Task brief: Print the complete set of entries exactly.

(Stored data)
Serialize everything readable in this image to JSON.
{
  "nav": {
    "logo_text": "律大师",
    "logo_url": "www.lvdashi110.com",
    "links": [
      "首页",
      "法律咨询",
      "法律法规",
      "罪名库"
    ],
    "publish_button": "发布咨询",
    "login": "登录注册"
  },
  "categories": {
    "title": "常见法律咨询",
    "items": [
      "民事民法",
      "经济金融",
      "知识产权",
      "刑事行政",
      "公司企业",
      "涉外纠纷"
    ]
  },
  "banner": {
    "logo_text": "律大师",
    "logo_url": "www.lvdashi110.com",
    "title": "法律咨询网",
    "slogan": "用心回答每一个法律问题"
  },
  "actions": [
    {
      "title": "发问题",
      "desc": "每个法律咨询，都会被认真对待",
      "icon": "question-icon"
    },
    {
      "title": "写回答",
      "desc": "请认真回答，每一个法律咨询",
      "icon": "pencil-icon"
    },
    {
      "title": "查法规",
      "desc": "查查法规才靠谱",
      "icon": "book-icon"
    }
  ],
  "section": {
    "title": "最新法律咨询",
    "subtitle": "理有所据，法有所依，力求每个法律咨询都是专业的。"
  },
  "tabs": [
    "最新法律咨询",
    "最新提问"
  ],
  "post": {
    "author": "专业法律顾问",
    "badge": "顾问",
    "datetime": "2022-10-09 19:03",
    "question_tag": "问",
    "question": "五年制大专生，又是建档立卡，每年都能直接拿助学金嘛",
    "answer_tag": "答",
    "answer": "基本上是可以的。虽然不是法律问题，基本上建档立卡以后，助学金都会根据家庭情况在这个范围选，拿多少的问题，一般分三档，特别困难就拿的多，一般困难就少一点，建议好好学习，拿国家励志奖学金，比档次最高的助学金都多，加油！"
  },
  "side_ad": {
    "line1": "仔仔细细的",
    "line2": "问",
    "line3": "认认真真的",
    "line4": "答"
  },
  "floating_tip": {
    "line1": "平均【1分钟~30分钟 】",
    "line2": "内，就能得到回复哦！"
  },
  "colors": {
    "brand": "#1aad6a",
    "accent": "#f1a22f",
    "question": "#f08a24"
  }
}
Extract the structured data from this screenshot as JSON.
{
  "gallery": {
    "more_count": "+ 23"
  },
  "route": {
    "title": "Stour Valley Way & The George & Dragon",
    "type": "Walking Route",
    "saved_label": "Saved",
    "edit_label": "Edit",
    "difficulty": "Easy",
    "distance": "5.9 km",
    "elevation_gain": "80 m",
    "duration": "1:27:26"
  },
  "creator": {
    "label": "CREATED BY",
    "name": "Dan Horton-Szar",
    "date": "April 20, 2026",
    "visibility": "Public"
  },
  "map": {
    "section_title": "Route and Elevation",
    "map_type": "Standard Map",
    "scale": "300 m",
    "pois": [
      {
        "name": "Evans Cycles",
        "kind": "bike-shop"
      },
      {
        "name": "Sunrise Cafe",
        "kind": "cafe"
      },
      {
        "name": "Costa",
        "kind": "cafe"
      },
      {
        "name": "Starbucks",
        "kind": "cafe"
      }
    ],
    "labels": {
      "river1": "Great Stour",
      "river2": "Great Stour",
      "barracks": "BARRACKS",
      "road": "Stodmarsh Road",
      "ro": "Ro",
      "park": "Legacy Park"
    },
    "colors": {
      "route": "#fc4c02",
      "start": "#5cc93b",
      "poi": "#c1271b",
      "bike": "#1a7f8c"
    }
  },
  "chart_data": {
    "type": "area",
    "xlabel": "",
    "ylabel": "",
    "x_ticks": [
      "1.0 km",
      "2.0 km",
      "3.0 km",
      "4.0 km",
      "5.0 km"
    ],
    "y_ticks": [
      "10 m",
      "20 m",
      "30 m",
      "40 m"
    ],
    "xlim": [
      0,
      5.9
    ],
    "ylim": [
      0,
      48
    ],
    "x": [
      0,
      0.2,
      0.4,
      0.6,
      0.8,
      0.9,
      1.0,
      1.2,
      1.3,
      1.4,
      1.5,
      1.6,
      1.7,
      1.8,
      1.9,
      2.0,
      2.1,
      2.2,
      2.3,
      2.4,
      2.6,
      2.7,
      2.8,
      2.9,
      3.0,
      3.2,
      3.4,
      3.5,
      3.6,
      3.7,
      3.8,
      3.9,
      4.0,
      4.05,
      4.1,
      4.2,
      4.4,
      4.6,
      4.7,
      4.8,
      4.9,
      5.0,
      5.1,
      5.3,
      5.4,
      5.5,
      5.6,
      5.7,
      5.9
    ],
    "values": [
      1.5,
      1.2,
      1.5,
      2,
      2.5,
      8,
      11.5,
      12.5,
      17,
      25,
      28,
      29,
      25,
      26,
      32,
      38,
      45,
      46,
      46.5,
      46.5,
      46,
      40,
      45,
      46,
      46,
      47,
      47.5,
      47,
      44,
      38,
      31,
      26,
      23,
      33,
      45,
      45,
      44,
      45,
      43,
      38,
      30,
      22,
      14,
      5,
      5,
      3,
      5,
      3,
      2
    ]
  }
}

Correct result:
Serialize everything readable in this image to JSON.
{
  "nav": {
    "logo_text": "律大师",
    "logo_url": "www.lvdashi110.com",
    "links": [
      "首页",
      "法律咨询",
      "法律法规",
      "罪名库"
    ],
    "publish_button": "发布咨询",
    "login": "登录注册"
  },
  "categories": {
    "title": "常见法律咨询",
    "items": [
      "民事民法",
      "经济金融",
      "知识产权",
      "刑事行政",
      "公司企业",
      "涉外纠纷"
    ]
  },
  "banner": {
    "logo_text": "律大师",
    "logo_url": "www.lvdashi110.com",
    "title": "法律咨询网",
    "slogan": "用心回答每一个法律问题"
  },
  "actions": [
    {
      "title": "发问题",
      "desc": "每个法律咨询，都会被认真对待",
      "icon": "question-icon"
    },
    {
      "title": "写回答",
      "desc": "请认真回答，每一个法律咨询",
      "icon": "pencil-icon"
    },
    {
      "title": "查法规",
      "desc": "查查法规才靠谱",
      "icon": "book-icon"
    }
  ],
  "section": {
    "title": "最新法律咨询",
    "subtitle": "理有所据，法有所依，力求每个法律咨询都是专业的。"
  },
  "tabs": [
    "最新法律咨询",
    "最新提问"
  ],
  "post": {
    "author": "专业法律顾问",
    "badge": "顾问",
    "datetime": "2022-10-09 19:03",
    "question_tag": "问",
    "question": "五年制大专生，又是建档立卡，每年都能直接拿助学金嘛",
    "answer_tag": "答",
    "answer": "基本上是可以的。虽然不是法律问题，基本上建档立卡以后，助学金都会根据家庭情况在这个范围选，拿多少的问题，一般分三档，特别困难就拿的多，一般困难就少一点，建议好好学习，拿国家励志奖学金，比档次最高的助学金都多，加油！"
  },
  "side_ad": {
    "line1": "仔仔细细的",
    "line2": "问",
    "line3": "认认真真的",
    "line4": "答"
  },
  "floating_tip": {
    "line1": "平均【1分钟~30分钟 】",
    "line2": "内，就能得到回复哦！"
  },
  "colors": {
    "brand": "#1aad6a",
    "accent": "#f1a22f",
    "question": "#f08a24"
  }
}
Extract the structured data from this screenshot as JSON.
{
  "gallery": {
    "more_count": "+ 23"
  },
  "route": {
    "title": "Stour Valley Way & The George & Dragon",
    "type": "Walking Route",
    "saved_label": "Saved",
    "edit_label": "Edit",
    "difficulty": "Easy",
    "distance": "5.9 km",
    "elevation_gain": "80 m",
    "duration": "1:27:26"
  },
  "creator": {
    "label": "CREATED BY",
    "name": "Dan Horton-Szar",
    "date": "April 20, 2026",
    "visibility": "Public"
  },
  "map": {
    "section_title": "Route and Elevation",
    "map_type": "Standard Map",
    "scale": "300 m",
    "pois": [
      {
        "name": "Evans Cycles",
        "kind": "bike-shop"
      },
      {
        "name": "Sunrise Cafe",
        "kind": "cafe"
      },
      {
        "name": "Costa",
        "kind": "cafe"
      },
      {
        "name": "Starbucks",
        "kind": "cafe"
      }
    ],
    "labels": {
      "river1": "Great Stour",
      "river2": "Great Stour",
      "barracks": "BARRACKS",
      "road": "Stodmarsh Road",
      "ro": "Ro",
      "park": "Legacy Park"
    },
    "colors": {
      "route": "#fc4c02",
      "start": "#5cc93b",
      "poi": "#c1271b",
      "bike": "#1a7f8c"
    }
  },
  "chart_data": {
    "type": "area",
    "xlabel": "",
    "ylabel": "",
    "x_ticks": [
      "1.0 km",
      "2.0 km",
      "3.0 km",
      "4.0 km",
      "5.0 km"
    ],
    "y_ticks": [
      "10 m",
      "20 m",
      "30 m",
      "40 m"
    ],
    "xlim": [
      0,
      5.9
    ],
    "ylim": [
      0,
      48
    ],
    "x": [
      0,
      0.2,
      0.4,
      0.6,
      0.8,
      0.9,
      1.0,
      1.2,
      1.3,
      1.4,
      1.5,
      1.6,
      1.7,
      1.8,
      1.9,
      2.0,
      2.1,
      2.2,
      2.3,
      2.4,
      2.6,
      2.7,
      2.8,
      2.9,
      3.0,
      3.2,
      3.4,
      3.5,
      3.6,
      3.7,
      3.8,
      3.9,
      4.0,
      4.05,
      4.1,
      4.2,
      4.4,
      4.6,
      4.7,
      4.8,
      4.9,
      5.0,
      5.1,
      5.3,
      5.4,
      5.5,
      5.6,
      5.7,
      5.9
    ],
    "values": [
      1.5,
      1.2,
      1.5,
      2,
      2.5,
      8,
      11.5,
      12.5,
      17,
      25,
      28,
      29,
      25,
      26,
      32,
      38,
      45,
      46,
      46.5,
      46.5,
      46,
      40,
      45,
      46,
      46,
      47,
      47.5,
      47,
      44,
      38,
      31,
      26,
      23,
      33,
      45,
      45,
      44,
      45,
      43,
      38,
      30,
      22,
      14,
      5,
      5,
      3,
      5,
      3,
      2
    ]
  }
}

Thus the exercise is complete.